### TASK TO COMPLETE
Search the records for the word "Main" and report each line that has it.

# DATA FOR PROCESSING start

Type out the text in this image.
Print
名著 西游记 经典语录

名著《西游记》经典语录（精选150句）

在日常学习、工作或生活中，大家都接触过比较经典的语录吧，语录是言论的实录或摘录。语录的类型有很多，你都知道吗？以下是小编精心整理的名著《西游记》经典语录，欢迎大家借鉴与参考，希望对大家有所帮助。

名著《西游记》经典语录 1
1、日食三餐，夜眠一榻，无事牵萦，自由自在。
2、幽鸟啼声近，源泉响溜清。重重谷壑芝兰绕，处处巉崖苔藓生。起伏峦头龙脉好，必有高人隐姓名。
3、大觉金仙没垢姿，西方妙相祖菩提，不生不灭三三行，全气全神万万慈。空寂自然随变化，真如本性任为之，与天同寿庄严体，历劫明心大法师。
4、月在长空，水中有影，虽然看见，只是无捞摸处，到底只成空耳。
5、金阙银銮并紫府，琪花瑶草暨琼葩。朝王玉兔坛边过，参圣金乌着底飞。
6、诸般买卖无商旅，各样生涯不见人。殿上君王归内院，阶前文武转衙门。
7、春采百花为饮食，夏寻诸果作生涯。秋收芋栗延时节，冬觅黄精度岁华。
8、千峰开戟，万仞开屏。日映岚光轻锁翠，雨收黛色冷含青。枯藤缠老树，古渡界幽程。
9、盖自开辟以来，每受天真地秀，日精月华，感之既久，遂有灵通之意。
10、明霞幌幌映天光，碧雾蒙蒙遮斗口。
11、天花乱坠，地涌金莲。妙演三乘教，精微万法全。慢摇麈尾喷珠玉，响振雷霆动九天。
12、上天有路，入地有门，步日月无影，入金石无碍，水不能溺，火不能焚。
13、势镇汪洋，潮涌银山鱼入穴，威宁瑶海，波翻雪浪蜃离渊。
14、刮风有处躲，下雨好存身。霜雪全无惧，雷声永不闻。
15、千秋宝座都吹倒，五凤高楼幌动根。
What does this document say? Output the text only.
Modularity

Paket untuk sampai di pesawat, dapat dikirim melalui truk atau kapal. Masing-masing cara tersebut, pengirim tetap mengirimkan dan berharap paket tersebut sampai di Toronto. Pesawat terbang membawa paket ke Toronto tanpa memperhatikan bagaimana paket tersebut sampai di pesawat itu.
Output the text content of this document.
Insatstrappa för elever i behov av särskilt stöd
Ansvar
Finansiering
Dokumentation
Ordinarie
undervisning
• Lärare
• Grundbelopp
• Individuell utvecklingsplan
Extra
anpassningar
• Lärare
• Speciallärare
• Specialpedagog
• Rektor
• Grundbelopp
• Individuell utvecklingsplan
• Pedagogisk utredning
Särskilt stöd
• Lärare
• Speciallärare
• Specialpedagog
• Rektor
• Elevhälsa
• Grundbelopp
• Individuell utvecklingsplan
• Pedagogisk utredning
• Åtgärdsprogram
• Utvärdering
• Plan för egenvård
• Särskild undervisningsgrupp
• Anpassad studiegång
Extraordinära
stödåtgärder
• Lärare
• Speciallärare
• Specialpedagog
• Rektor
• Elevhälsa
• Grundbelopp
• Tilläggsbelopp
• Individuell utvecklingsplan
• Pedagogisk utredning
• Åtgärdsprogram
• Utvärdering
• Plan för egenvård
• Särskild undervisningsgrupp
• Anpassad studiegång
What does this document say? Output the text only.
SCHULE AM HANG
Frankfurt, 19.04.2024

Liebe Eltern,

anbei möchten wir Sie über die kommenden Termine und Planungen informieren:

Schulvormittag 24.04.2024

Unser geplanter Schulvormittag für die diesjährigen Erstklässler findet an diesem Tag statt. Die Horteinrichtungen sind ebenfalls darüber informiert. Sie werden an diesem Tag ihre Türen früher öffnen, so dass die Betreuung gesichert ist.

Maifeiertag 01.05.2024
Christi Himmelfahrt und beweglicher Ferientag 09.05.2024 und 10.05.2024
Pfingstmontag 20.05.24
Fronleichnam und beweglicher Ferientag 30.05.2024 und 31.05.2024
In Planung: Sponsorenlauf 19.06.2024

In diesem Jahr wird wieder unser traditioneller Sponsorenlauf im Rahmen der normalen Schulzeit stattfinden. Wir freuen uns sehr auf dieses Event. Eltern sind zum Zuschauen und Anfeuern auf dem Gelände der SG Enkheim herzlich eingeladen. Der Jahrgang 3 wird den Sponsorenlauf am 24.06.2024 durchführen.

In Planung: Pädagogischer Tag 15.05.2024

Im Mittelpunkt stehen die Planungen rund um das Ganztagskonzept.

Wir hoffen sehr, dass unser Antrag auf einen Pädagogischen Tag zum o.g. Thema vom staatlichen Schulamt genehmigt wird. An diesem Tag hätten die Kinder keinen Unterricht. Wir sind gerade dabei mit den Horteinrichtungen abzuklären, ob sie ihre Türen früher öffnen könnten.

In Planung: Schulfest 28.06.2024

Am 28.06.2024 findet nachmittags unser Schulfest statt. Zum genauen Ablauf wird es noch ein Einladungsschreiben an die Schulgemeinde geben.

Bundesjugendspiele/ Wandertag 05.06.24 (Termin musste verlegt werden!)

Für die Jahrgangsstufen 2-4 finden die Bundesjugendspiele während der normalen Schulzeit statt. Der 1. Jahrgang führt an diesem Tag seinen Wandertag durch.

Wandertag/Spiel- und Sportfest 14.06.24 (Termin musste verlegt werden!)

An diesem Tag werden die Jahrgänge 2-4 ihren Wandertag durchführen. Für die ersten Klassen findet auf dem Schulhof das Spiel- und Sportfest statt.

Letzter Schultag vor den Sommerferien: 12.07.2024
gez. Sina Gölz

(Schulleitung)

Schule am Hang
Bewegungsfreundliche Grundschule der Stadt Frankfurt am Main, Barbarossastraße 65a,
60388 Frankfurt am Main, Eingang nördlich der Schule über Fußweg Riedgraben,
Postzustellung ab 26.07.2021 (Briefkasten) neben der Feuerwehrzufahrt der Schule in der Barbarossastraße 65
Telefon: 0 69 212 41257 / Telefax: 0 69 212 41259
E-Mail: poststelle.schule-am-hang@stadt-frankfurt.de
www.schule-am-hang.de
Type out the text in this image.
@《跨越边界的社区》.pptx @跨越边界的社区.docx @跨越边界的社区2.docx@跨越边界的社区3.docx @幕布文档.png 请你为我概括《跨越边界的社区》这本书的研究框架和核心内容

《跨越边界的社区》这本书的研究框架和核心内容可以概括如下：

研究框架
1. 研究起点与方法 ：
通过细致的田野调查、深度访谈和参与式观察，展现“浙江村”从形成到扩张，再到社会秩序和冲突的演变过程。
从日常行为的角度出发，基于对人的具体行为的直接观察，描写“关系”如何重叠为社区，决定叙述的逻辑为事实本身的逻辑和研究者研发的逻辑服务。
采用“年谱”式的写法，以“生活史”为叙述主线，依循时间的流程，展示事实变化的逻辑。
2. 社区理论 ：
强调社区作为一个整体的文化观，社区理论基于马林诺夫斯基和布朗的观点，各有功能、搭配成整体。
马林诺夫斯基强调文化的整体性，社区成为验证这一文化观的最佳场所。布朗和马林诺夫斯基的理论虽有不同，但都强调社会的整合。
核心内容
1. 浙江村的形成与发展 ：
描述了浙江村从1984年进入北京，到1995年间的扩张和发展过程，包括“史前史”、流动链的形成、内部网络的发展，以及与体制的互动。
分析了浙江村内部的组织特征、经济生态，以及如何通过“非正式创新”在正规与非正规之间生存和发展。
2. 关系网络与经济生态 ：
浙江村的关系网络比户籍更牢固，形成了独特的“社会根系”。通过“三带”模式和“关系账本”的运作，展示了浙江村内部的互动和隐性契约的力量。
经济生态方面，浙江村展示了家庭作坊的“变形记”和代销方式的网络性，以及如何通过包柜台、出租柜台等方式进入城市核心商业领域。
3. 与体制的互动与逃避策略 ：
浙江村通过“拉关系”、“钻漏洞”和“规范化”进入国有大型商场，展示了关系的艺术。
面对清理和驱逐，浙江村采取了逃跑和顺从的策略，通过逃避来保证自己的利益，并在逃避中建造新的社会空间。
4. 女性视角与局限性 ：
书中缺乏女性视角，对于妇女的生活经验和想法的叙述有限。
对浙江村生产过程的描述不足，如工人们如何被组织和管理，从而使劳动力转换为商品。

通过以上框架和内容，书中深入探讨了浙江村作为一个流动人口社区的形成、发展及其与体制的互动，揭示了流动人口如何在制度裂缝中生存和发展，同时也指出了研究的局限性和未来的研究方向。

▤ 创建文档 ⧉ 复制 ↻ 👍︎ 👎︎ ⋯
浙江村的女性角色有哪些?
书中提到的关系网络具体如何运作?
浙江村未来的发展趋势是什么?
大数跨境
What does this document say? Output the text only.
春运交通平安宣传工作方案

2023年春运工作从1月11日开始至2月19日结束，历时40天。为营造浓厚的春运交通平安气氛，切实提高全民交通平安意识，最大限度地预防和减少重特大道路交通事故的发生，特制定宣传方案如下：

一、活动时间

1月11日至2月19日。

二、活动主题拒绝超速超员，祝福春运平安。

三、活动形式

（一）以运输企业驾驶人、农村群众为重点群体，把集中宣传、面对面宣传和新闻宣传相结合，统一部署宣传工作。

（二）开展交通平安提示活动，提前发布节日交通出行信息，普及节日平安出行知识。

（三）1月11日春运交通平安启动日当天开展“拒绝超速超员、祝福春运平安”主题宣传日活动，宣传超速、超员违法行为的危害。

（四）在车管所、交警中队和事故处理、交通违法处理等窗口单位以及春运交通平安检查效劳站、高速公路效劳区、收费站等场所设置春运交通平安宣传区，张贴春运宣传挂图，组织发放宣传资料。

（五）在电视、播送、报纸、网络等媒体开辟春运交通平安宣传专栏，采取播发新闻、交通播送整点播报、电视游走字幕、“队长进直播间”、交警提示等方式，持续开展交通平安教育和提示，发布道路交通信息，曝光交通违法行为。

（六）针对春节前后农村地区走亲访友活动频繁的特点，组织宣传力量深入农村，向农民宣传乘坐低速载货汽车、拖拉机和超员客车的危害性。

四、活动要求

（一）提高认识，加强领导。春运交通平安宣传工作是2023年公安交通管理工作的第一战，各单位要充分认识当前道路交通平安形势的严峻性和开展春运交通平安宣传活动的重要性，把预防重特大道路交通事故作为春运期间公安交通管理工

# DATA FOR PROCESSING end

### SOLUTION
Bewegungsfreundliche Grundschule der Stadt Frankfurt am Main, Barbarossastraße 65a,
60388 Frankfurt am Main, Eingang nördlich der Schule über Fußweg Riedgraben,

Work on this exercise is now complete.